Problem requirements
Images appear in the records below; leave them out and repeat everything else exactly.

(Dataset records)
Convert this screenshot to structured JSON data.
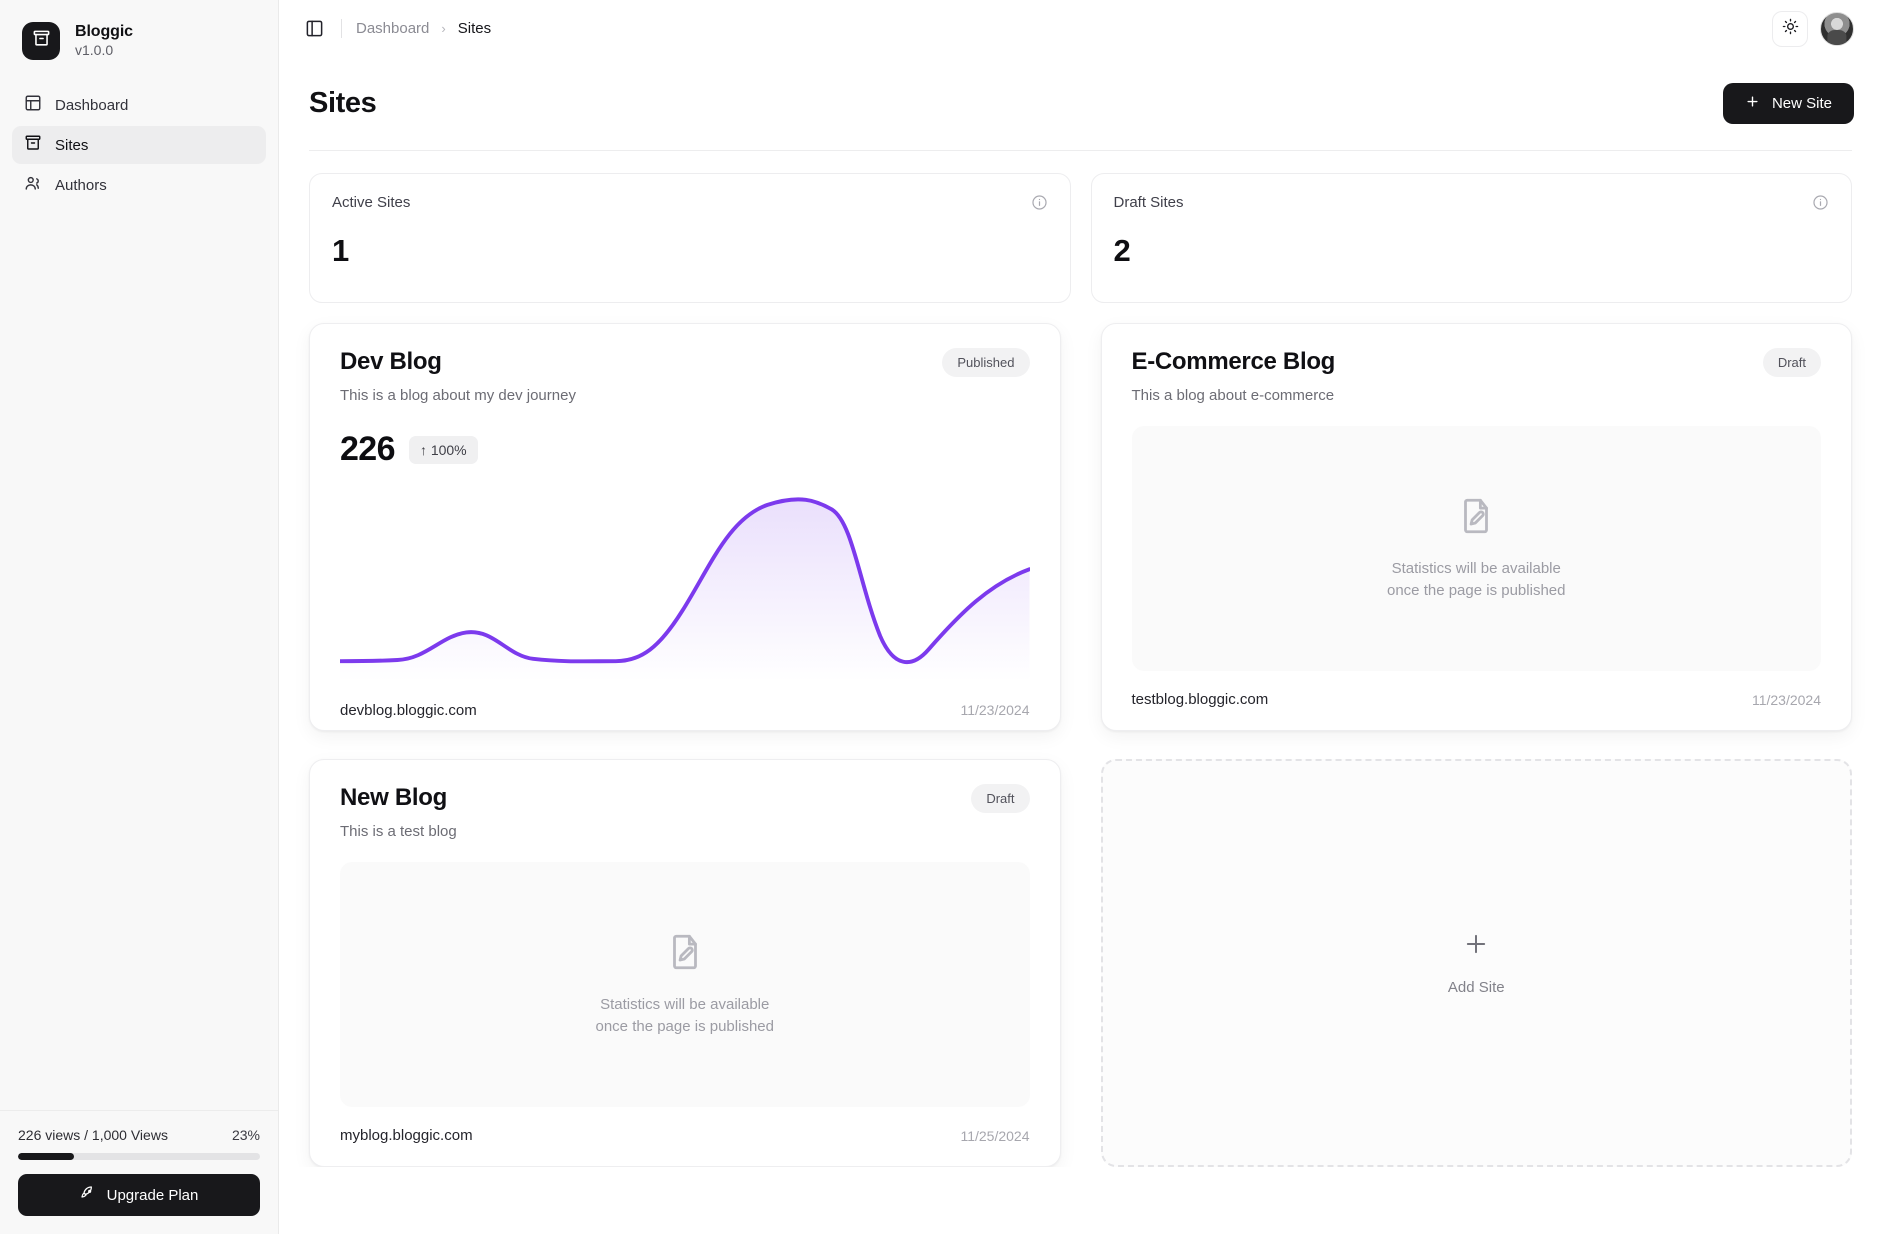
{
  "brand": {
    "name": "Bloggic",
    "version": "v1.0.0",
    "logo_icon": "archive-box-icon"
  },
  "sidebar": {
    "items": [
      {
        "label": "Dashboard",
        "icon": "layout-dashboard-icon",
        "active": false
      },
      {
        "label": "Sites",
        "icon": "archive-box-icon",
        "active": true
      },
      {
        "label": "Authors",
        "icon": "users-icon",
        "active": false
      }
    ],
    "usage": {
      "text": "226 views / 1,000 Views",
      "percent_label": "23%",
      "percent_value": 23,
      "bar_color": "#18181b"
    },
    "upgrade_button": {
      "label": "Upgrade Plan",
      "icon": "rocket-icon"
    }
  },
  "topbar": {
    "panel_toggle_icon": "panel-left-icon",
    "breadcrumb": {
      "parent": "Dashboard",
      "separator": "›",
      "current": "Sites"
    },
    "theme_toggle_icon": "sun-icon",
    "avatar_icon": "user-avatar"
  },
  "page": {
    "title": "Sites",
    "new_site_button": {
      "label": "New Site",
      "icon": "plus-icon"
    }
  },
  "stats": [
    {
      "label": "Active Sites",
      "value": "1",
      "info_icon": "info-circle-icon"
    },
    {
      "label": "Draft Sites",
      "value": "2",
      "info_icon": "info-circle-icon"
    }
  ],
  "sites": [
    {
      "title": "Dev Blog",
      "description": "This is a blog about my dev journey",
      "status": "Published",
      "metric_value": "226",
      "metric_delta": "↑ 100%",
      "domain": "devblog.bloggic.com",
      "date": "11/23/2024",
      "has_chart": true
    },
    {
      "title": "E-Commerce Blog",
      "description": "This a blog about e-commerce",
      "status": "Draft",
      "placeholder_line1": "Statistics will be available",
      "placeholder_line2": "once the page is published",
      "placeholder_icon": "file-edit-icon",
      "domain": "testblog.bloggic.com",
      "date": "11/23/2024",
      "has_chart": false
    },
    {
      "title": "New Blog",
      "description": "This is a test blog",
      "status": "Draft",
      "placeholder_line1": "Statistics will be available",
      "placeholder_line2": "once the page is published",
      "placeholder_icon": "file-edit-icon",
      "domain": "myblog.bloggic.com",
      "date": "11/25/2024",
      "has_chart": false
    }
  ],
  "add_site": {
    "label": "Add Site",
    "icon": "plus-icon"
  },
  "colors": {
    "accent": "#7c3aed",
    "foreground": "#18181b",
    "muted": "#8b8b93",
    "card_border": "#eeeef0",
    "sidebar_bg": "#f8f8f8"
  },
  "chart_data": {
    "type": "line",
    "title": "Dev Blog views sparkline",
    "xlabel": "",
    "ylabel": "views",
    "x": [
      0,
      1,
      2,
      3,
      4,
      5,
      6,
      7,
      8,
      9,
      10,
      11
    ],
    "values": [
      6,
      6,
      8,
      20,
      10,
      7,
      7,
      12,
      55,
      88,
      90,
      20,
      48
    ],
    "ylim": [
      0,
      100
    ],
    "grid": false,
    "legend": "none",
    "line_color": "#7c3aed",
    "fill": "gradient-to-transparent"
  }
}
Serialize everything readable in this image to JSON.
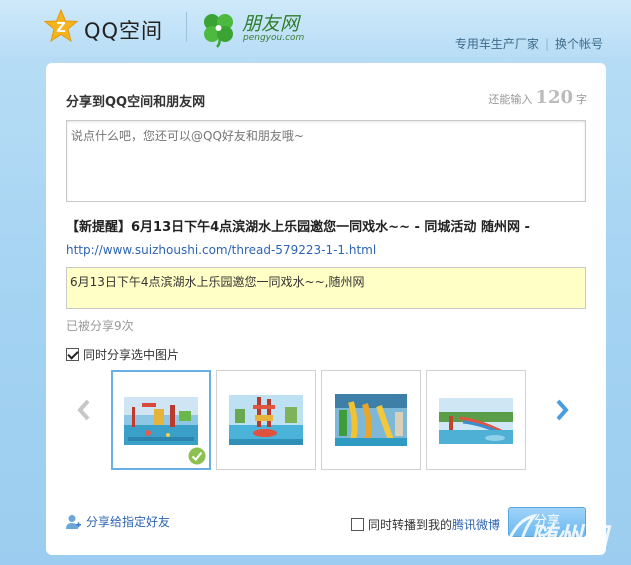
{
  "header": {
    "qzone_name": "QQ空间",
    "pengyou_name": "朋友网",
    "pengyou_domain": "pengyou.com",
    "links": [
      "专用车生产厂家",
      "换个帐号"
    ]
  },
  "share_panel": {
    "title": "分享到QQ空间和朋友网",
    "remain_prefix": "还能输入",
    "remain_count": "120",
    "remain_suffix": "字",
    "comment_placeholder": "说点什么吧，您还可以@QQ好友和朋友哦~",
    "page_title": "【新提醒】6月13日下午4点滨湖水上乐园邀您一同戏水~~ - 同城活动 随州网 -",
    "page_url": "http://www.suizhoushi.com/thread-579223-1-1.html",
    "description": "6月13日下午4点滨湖水上乐园邀您一同戏水~~,随州网",
    "share_count": "已被分享9次",
    "share_image_label": "同时分享选中图片",
    "share_image_checked": true,
    "images": [
      {
        "name": "waterpark-photo-1",
        "selected": true
      },
      {
        "name": "waterpark-photo-2",
        "selected": false
      },
      {
        "name": "waterpark-photo-3",
        "selected": false
      },
      {
        "name": "waterpark-photo-4",
        "selected": false
      }
    ]
  },
  "footer": {
    "share_to_friend": "分享给指定好友",
    "repost_prefix": "同时转播到我的",
    "repost_link": "腾讯微博",
    "share_button": "分享"
  },
  "watermark": "随州网",
  "colors": {
    "accent_blue": "#2d64b3",
    "highlight_yellow": "#ffffc6",
    "button_blue": "#6cb9f0",
    "selected_border": "#69aee4"
  }
}
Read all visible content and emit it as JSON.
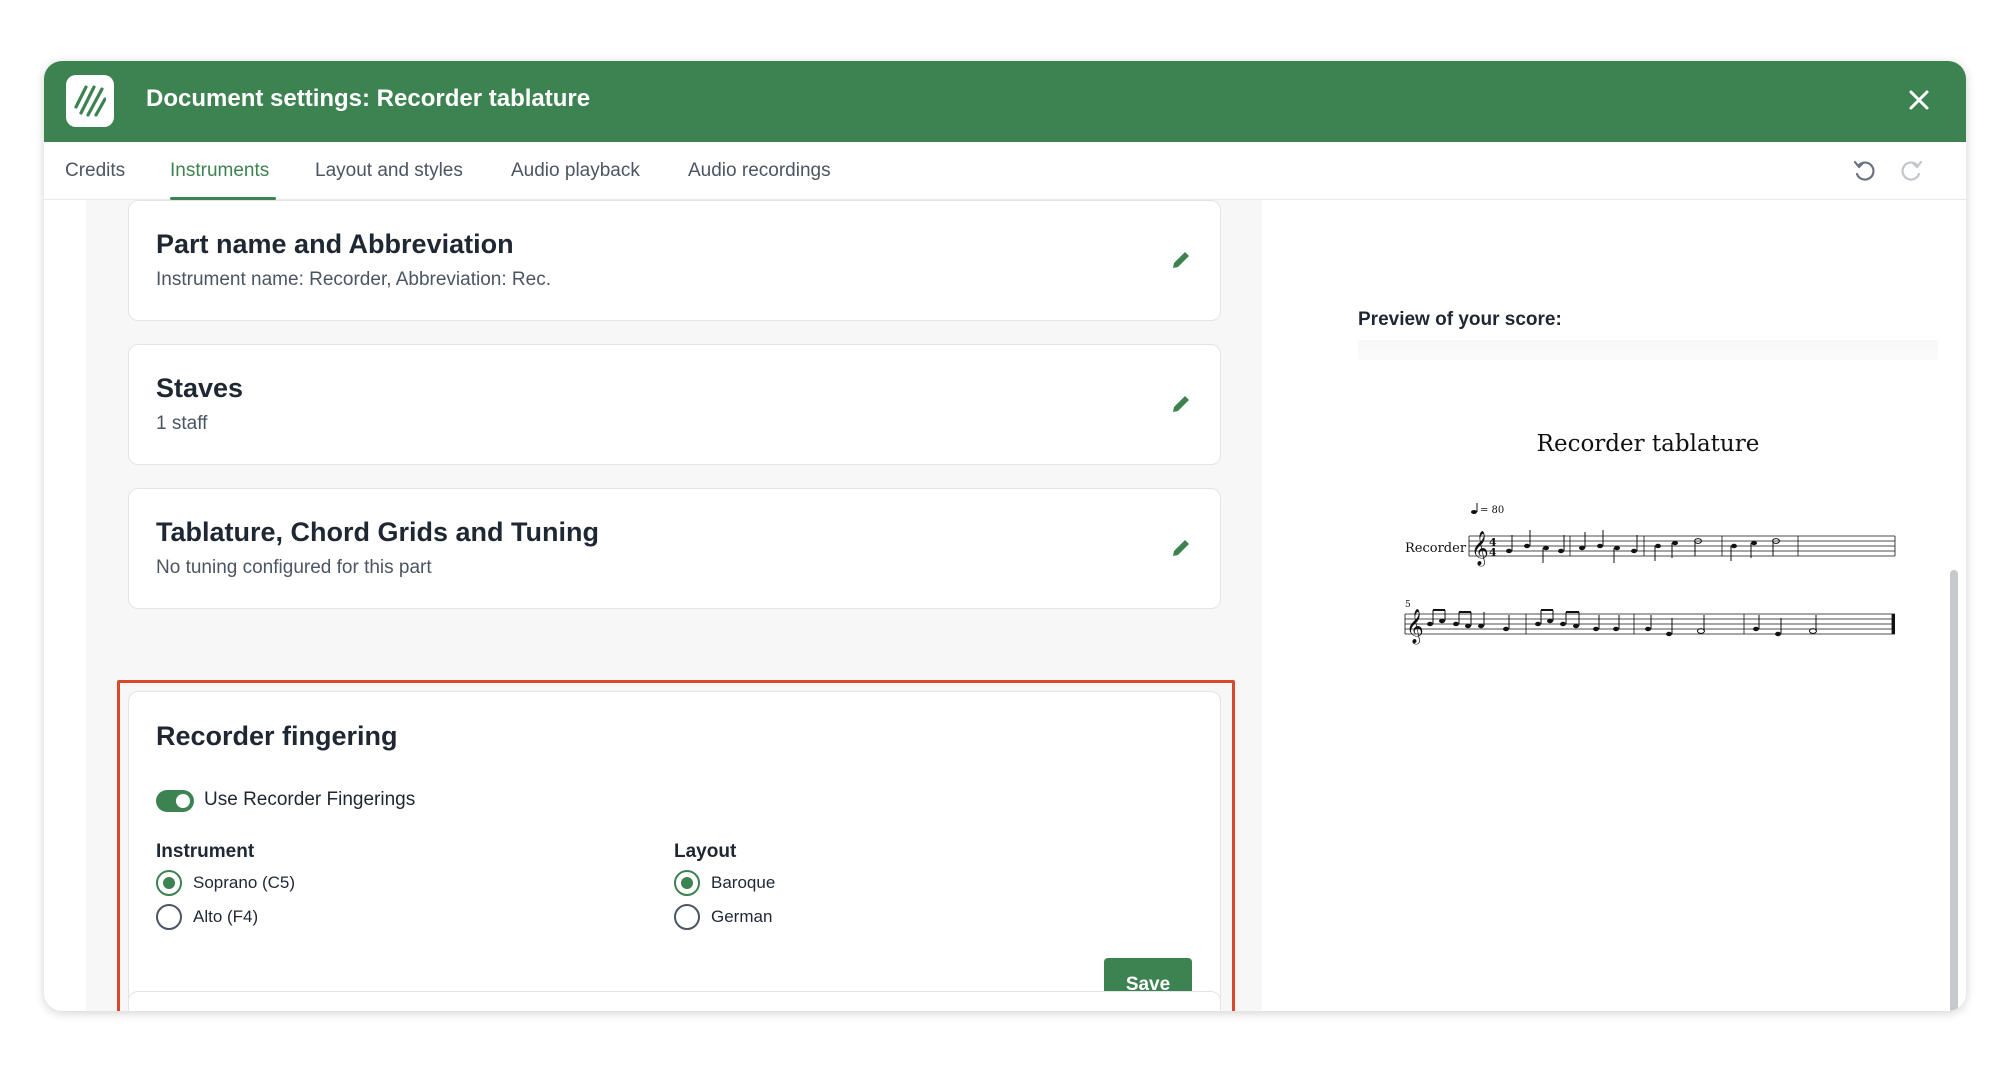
{
  "window": {
    "title": "Document settings: Recorder tablature"
  },
  "tabs": [
    {
      "label": "Credits"
    },
    {
      "label": "Instruments"
    },
    {
      "label": "Layout and styles"
    },
    {
      "label": "Audio playback"
    },
    {
      "label": "Audio recordings"
    }
  ],
  "active_tab": "Instruments",
  "cards": {
    "part_name": {
      "title": "Part name and Abbreviation",
      "subtitle": "Instrument name: Recorder, Abbreviation: Rec."
    },
    "staves": {
      "title": "Staves",
      "subtitle": "1 staff"
    },
    "tablature": {
      "title": "Tablature, Chord Grids and Tuning",
      "subtitle": "No tuning configured for this part"
    },
    "recorder_fingering": {
      "title": "Recorder fingering",
      "toggle_label": "Use Recorder Fingerings",
      "toggle_on": true,
      "instrument": {
        "label": "Instrument",
        "options": [
          "Soprano (C5)",
          "Alto (F4)"
        ],
        "selected": "Soprano (C5)"
      },
      "layout": {
        "label": "Layout",
        "options": [
          "Baroque",
          "German"
        ],
        "selected": "Baroque"
      },
      "save_label": "Save"
    }
  },
  "preview": {
    "label": "Preview of your score:",
    "score_title": "Recorder tablature",
    "instrument_label": "Recorder",
    "tempo": "= 80",
    "measure_number": "5"
  },
  "colors": {
    "brand": "#3d8351",
    "highlight": "#d9482b"
  },
  "icons": [
    "logo-icon",
    "close-icon",
    "undo-icon",
    "redo-icon",
    "pencil-icon"
  ]
}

Solution for this problem
Convert this screenshot to structured JSON data.
{
  "brand": {
    "name": "Bloggic",
    "version": "v1.0.0",
    "logo_icon": "archive-box-icon"
  },
  "sidebar": {
    "items": [
      {
        "label": "Dashboard",
        "icon": "layout-dashboard-icon",
        "active": false
      },
      {
        "label": "Sites",
        "icon": "archive-box-icon",
        "active": true
      },
      {
        "label": "Authors",
        "icon": "users-icon",
        "active": false
      }
    ],
    "usage": {
      "text": "226 views / 1,000 Views",
      "percent_label": "23%",
      "percent_value": 23,
      "bar_color": "#18181b"
    },
    "upgrade_button": {
      "label": "Upgrade Plan",
      "icon": "rocket-icon"
    }
  },
  "topbar": {
    "panel_toggle_icon": "panel-left-icon",
    "breadcrumb": {
      "parent": "Dashboard",
      "separator": "›",
      "current": "Sites"
    },
    "theme_toggle_icon": "sun-icon",
    "avatar_icon": "user-avatar"
  },
  "page": {
    "title": "Sites",
    "new_site_button": {
      "label": "New Site",
      "icon": "plus-icon"
    }
  },
  "stats": [
    {
      "label": "Active Sites",
      "value": "1",
      "info_icon": "info-circle-icon"
    },
    {
      "label": "Draft Sites",
      "value": "2",
      "info_icon": "info-circle-icon"
    }
  ],
  "sites": [
    {
      "title": "Dev Blog",
      "description": "This is a blog about my dev journey",
      "status": "Published",
      "metric_value": "226",
      "metric_delta": "↑ 100%",
      "domain": "devblog.bloggic.com",
      "date": "11/23/2024",
      "has_chart": true
    },
    {
      "title": "E-Commerce Blog",
      "description": "This a blog about e-commerce",
      "status": "Draft",
      "placeholder_line1": "Statistics will be available",
      "placeholder_line2": "once the page is published",
      "placeholder_icon": "file-edit-icon",
      "domain": "testblog.bloggic.com",
      "date": "11/23/2024",
      "has_chart": false
    },
    {
      "title": "New Blog",
      "description": "This is a test blog",
      "status": "Draft",
      "placeholder_line1": "Statistics will be available",
      "placeholder_line2": "once the page is published",
      "placeholder_icon": "file-edit-icon",
      "domain": "myblog.bloggic.com",
      "date": "11/25/2024",
      "has_chart": false
    }
  ],
  "add_site": {
    "label": "Add Site",
    "icon": "plus-icon"
  },
  "colors": {
    "accent": "#7c3aed",
    "foreground": "#18181b",
    "muted": "#8b8b93",
    "card_border": "#eeeef0",
    "sidebar_bg": "#f8f8f8"
  },
  "chart_data": {
    "type": "line",
    "title": "Dev Blog views sparkline",
    "xlabel": "",
    "ylabel": "views",
    "x": [
      0,
      1,
      2,
      3,
      4,
      5,
      6,
      7,
      8,
      9,
      10,
      11
    ],
    "values": [
      6,
      6,
      8,
      20,
      10,
      7,
      7,
      12,
      55,
      88,
      90,
      20,
      48
    ],
    "ylim": [
      0,
      100
    ],
    "grid": false,
    "legend": "none",
    "line_color": "#7c3aed",
    "fill": "gradient-to-transparent"
  }
}
Serialize everything readable in this image to JSON.
{
  "header": {
    "qzone_name": "QQ空间",
    "pengyou_name": "朋友网",
    "pengyou_domain": "pengyou.com",
    "links": [
      "专用车生产厂家",
      "换个帐号"
    ]
  },
  "share_panel": {
    "title": "分享到QQ空间和朋友网",
    "remain_prefix": "还能输入",
    "remain_count": "120",
    "remain_suffix": "字",
    "comment_placeholder": "说点什么吧，您还可以@QQ好友和朋友哦~",
    "page_title": "【新提醒】6月13日下午4点滨湖水上乐园邀您一同戏水~~ - 同城活动 随州网 -",
    "page_url": "http://www.suizhoushi.com/thread-579223-1-1.html",
    "description": "6月13日下午4点滨湖水上乐园邀您一同戏水~~,随州网",
    "share_count": "已被分享9次",
    "share_image_label": "同时分享选中图片",
    "share_image_checked": true,
    "images": [
      {
        "name": "waterpark-photo-1",
        "selected": true
      },
      {
        "name": "waterpark-photo-2",
        "selected": false
      },
      {
        "name": "waterpark-photo-3",
        "selected": false
      },
      {
        "name": "waterpark-photo-4",
        "selected": false
      }
    ]
  },
  "footer": {
    "share_to_friend": "分享给指定好友",
    "repost_prefix": "同时转播到我的",
    "repost_link": "腾讯微博",
    "share_button": "分享"
  },
  "watermark": "随州网",
  "colors": {
    "accent_blue": "#2d64b3",
    "highlight_yellow": "#ffffc6",
    "button_blue": "#6cb9f0",
    "selected_border": "#69aee4"
  }
}
Read all visible content and emit it as JSON.
{
  "window": {
    "title": "Document settings: Recorder tablature"
  },
  "tabs": [
    {
      "label": "Credits"
    },
    {
      "label": "Instruments"
    },
    {
      "label": "Layout and styles"
    },
    {
      "label": "Audio playback"
    },
    {
      "label": "Audio recordings"
    }
  ],
  "active_tab": "Instruments",
  "cards": {
    "part_name": {
      "title": "Part name and Abbreviation",
      "subtitle": "Instrument name: Recorder, Abbreviation: Rec."
    },
    "staves": {
      "title": "Staves",
      "subtitle": "1 staff"
    },
    "tablature": {
      "title": "Tablature, Chord Grids and Tuning",
      "subtitle": "No tuning configured for this part"
    },
    "recorder_fingering": {
      "title": "Recorder fingering",
      "toggle_label": "Use Recorder Fingerings",
      "toggle_on": true,
      "instrument": {
        "label": "Instrument",
        "options": [
          "Soprano (C5)",
          "Alto (F4)"
        ],
        "selected": "Soprano (C5)"
      },
      "layout": {
        "label": "Layout",
        "options": [
          "Baroque",
          "German"
        ],
        "selected": "Baroque"
      },
      "save_label": "Save"
    }
  },
  "preview": {
    "label": "Preview of your score:",
    "score_title": "Recorder tablature",
    "instrument_label": "Recorder",
    "tempo": "= 80",
    "measure_number": "5"
  },
  "colors": {
    "brand": "#3d8351",
    "highlight": "#d9482b"
  },
  "icons": [
    "logo-icon",
    "close-icon",
    "undo-icon",
    "redo-icon",
    "pencil-icon"
  ]
}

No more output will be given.